## [STORED ROWS]
++++++
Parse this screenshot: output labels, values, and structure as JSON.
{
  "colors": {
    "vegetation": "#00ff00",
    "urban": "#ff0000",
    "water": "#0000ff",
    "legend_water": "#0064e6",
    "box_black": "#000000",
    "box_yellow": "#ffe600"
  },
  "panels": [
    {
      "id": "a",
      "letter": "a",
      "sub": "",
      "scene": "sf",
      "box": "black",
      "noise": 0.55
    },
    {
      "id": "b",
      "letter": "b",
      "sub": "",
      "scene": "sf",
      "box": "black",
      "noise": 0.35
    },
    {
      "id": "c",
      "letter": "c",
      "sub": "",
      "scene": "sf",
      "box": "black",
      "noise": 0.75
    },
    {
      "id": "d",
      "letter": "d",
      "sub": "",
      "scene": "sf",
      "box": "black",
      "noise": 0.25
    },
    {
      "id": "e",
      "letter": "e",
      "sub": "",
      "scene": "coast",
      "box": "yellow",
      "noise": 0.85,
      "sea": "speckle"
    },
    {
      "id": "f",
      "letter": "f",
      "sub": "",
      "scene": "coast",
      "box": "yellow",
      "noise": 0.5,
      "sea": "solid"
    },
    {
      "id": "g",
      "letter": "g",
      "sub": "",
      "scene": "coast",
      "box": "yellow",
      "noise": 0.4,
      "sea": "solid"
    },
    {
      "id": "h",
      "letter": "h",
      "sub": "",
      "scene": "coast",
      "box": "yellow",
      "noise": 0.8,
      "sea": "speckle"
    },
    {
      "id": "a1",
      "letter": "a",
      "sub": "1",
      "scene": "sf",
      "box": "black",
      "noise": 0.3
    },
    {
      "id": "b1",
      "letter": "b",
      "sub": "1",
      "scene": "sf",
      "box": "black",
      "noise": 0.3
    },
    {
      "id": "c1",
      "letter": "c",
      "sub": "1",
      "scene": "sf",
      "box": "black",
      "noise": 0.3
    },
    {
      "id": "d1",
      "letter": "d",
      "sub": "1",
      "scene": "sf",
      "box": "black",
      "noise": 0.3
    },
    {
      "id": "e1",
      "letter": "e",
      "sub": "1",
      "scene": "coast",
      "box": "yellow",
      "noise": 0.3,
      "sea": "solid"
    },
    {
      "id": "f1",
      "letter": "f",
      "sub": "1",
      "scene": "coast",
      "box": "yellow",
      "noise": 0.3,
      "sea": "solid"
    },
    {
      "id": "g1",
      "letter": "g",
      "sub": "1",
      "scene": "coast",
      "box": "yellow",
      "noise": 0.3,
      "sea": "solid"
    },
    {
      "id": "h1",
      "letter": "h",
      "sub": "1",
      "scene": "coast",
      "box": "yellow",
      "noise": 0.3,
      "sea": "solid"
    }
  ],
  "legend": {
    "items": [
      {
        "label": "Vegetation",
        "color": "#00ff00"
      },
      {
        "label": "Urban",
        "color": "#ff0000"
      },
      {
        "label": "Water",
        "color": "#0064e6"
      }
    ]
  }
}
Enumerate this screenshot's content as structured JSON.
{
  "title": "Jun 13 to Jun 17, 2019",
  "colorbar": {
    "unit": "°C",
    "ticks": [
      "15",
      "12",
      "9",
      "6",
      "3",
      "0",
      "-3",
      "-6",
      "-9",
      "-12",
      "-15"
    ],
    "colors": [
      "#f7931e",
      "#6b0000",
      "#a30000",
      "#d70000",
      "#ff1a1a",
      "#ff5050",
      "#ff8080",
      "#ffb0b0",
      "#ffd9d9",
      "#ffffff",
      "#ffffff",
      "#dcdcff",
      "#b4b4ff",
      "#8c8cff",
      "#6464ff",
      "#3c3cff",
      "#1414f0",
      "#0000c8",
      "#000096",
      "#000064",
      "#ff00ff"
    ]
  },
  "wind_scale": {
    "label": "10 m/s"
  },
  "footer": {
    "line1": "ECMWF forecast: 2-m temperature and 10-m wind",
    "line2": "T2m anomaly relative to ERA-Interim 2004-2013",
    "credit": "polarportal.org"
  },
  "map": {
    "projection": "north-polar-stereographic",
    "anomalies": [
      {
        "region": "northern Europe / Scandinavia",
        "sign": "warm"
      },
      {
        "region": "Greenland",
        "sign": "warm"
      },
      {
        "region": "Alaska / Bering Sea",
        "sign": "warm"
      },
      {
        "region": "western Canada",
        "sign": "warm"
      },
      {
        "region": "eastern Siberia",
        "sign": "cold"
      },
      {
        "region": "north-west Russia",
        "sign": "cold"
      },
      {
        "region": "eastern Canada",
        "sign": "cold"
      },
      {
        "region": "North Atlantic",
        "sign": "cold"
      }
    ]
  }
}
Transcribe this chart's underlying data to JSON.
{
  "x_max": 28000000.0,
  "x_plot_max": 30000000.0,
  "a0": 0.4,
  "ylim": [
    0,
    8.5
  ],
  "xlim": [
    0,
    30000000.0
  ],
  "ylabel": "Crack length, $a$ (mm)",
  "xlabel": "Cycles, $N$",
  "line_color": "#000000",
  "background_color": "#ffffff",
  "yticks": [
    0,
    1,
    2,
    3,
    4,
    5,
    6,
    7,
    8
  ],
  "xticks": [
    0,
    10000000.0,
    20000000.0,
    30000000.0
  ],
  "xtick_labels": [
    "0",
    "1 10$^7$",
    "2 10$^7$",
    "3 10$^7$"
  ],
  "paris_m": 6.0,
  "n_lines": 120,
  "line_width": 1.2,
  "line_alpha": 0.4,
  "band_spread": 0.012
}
++++++
Take each line of the material that contains the word "screenshot" and list it.

Parse this screenshot: output labels, values, and structure as JSON.
Enumerate this screenshot's content as structured JSON.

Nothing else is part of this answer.